» SET PROBLEM:
Copy all the material below, exactly as it stands.

[Data entries]
══════
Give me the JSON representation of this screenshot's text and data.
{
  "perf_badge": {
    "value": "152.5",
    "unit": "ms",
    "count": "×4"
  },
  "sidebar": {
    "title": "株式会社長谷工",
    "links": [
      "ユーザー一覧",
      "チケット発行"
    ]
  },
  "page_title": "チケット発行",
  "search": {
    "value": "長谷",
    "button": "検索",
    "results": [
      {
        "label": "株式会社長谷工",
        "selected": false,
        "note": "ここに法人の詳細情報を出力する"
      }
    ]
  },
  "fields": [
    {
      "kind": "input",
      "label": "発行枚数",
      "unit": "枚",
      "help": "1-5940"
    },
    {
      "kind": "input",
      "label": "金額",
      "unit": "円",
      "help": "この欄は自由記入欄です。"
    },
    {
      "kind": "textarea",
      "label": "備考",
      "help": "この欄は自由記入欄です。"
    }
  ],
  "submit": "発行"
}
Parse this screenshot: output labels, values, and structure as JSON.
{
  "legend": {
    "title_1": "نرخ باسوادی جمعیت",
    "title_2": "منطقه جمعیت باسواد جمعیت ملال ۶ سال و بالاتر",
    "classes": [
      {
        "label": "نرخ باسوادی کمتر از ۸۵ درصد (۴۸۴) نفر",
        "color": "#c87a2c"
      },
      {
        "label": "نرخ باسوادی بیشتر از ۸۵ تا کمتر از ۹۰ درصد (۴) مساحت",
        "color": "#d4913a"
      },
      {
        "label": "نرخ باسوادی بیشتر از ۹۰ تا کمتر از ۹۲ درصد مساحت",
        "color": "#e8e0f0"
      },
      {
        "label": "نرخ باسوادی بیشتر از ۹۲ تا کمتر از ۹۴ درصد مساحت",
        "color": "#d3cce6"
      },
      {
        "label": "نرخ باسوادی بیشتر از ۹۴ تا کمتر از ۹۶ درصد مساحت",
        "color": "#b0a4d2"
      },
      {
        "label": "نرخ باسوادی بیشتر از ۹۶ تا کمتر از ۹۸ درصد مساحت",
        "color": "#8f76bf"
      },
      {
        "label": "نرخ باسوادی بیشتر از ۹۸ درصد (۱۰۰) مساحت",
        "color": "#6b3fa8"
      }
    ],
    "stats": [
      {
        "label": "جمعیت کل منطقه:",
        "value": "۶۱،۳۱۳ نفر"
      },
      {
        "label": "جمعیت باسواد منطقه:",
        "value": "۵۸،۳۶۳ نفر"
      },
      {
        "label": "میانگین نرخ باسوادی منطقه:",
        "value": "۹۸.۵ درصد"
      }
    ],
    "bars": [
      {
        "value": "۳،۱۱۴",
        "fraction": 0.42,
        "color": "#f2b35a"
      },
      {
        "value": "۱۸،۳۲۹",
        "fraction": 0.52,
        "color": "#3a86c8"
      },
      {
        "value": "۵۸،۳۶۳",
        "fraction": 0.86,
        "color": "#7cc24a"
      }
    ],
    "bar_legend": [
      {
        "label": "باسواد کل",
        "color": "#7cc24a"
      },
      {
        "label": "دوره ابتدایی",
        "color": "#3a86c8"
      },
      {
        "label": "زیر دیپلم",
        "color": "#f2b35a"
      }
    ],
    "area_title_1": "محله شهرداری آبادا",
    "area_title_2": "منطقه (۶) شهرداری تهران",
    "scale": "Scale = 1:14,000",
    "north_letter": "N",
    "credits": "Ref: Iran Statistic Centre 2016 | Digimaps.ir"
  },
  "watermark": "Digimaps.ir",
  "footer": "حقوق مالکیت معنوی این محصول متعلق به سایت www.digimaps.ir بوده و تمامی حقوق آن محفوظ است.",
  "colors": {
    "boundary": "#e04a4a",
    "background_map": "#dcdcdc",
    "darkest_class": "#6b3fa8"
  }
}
══════
» CORRECT OUTPUT:
Give me the JSON representation of this screenshot's text and data.
{
  "perf_badge": {
    "value": "152.5",
    "unit": "ms",
    "count": "×4"
  },
  "sidebar": {
    "title": "株式会社長谷工",
    "links": [
      "ユーザー一覧",
      "チケット発行"
    ]
  },
  "page_title": "チケット発行",
  "search": {
    "value": "長谷",
    "button": "検索",
    "results": [
      {
        "label": "株式会社長谷工",
        "selected": false,
        "note": "ここに法人の詳細情報を出力する"
      }
    ]
  },
  "fields": [
    {
      "kind": "input",
      "label": "発行枚数",
      "unit": "枚",
      "help": "1-5940"
    },
    {
      "kind": "input",
      "label": "金額",
      "unit": "円",
      "help": "この欄は自由記入欄です。"
    },
    {
      "kind": "textarea",
      "label": "備考",
      "help": "この欄は自由記入欄です。"
    }
  ],
  "submit": "発行"
}
Parse this screenshot: output labels, values, and structure as JSON.
{
  "legend": {
    "title_1": "نرخ باسوادی جمعیت",
    "title_2": "منطقه جمعیت باسواد جمعیت ملال ۶ سال و بالاتر",
    "classes": [
      {
        "label": "نرخ باسوادی کمتر از ۸۵ درصد (۴۸۴) نفر",
        "color": "#c87a2c"
      },
      {
        "label": "نرخ باسوادی بیشتر از ۸۵ تا کمتر از ۹۰ درصد (۴) مساحت",
        "color": "#d4913a"
      },
      {
        "label": "نرخ باسوادی بیشتر از ۹۰ تا کمتر از ۹۲ درصد مساحت",
        "color": "#e8e0f0"
      },
      {
        "label": "نرخ باسوادی بیشتر از ۹۲ تا کمتر از ۹۴ درصد مساحت",
        "color": "#d3cce6"
      },
      {
        "label": "نرخ باسوادی بیشتر از ۹۴ تا کمتر از ۹۶ درصد مساحت",
        "color": "#b0a4d2"
      },
      {
        "label": "نرخ باسوادی بیشتر از ۹۶ تا کمتر از ۹۸ درصد مساحت",
        "color": "#8f76bf"
      },
      {
        "label": "نرخ باسوادی بیشتر از ۹۸ درصد (۱۰۰) مساحت",
        "color": "#6b3fa8"
      }
    ],
    "stats": [
      {
        "label": "جمعیت کل منطقه:",
        "value": "۶۱،۳۱۳ نفر"
      },
      {
        "label": "جمعیت باسواد منطقه:",
        "value": "۵۸،۳۶۳ نفر"
      },
      {
        "label": "میانگین نرخ باسوادی منطقه:",
        "value": "۹۸.۵ درصد"
      }
    ],
    "bars": [
      {
        "value": "۳،۱۱۴",
        "fraction": 0.42,
        "color": "#f2b35a"
      },
      {
        "value": "۱۸،۳۲۹",
        "fraction": 0.52,
        "color": "#3a86c8"
      },
      {
        "value": "۵۸،۳۶۳",
        "fraction": 0.86,
        "color": "#7cc24a"
      }
    ],
    "bar_legend": [
      {
        "label": "باسواد کل",
        "color": "#7cc24a"
      },
      {
        "label": "دوره ابتدایی",
        "color": "#3a86c8"
      },
      {
        "label": "زیر دیپلم",
        "color": "#f2b35a"
      }
    ],
    "area_title_1": "محله شهرداری آبادا",
    "area_title_2": "منطقه (۶) شهرداری تهران",
    "scale": "Scale = 1:14,000",
    "north_letter": "N",
    "credits": "Ref: Iran Statistic Centre 2016 | Digimaps.ir"
  },
  "watermark": "Digimaps.ir",
  "footer": "حقوق مالکیت معنوی این محصول متعلق به سایت www.digimaps.ir بوده و تمامی حقوق آن محفوظ است.",
  "colors": {
    "boundary": "#e04a4a",
    "background_map": "#dcdcdc",
    "darkest_class": "#6b3fa8"
  }
}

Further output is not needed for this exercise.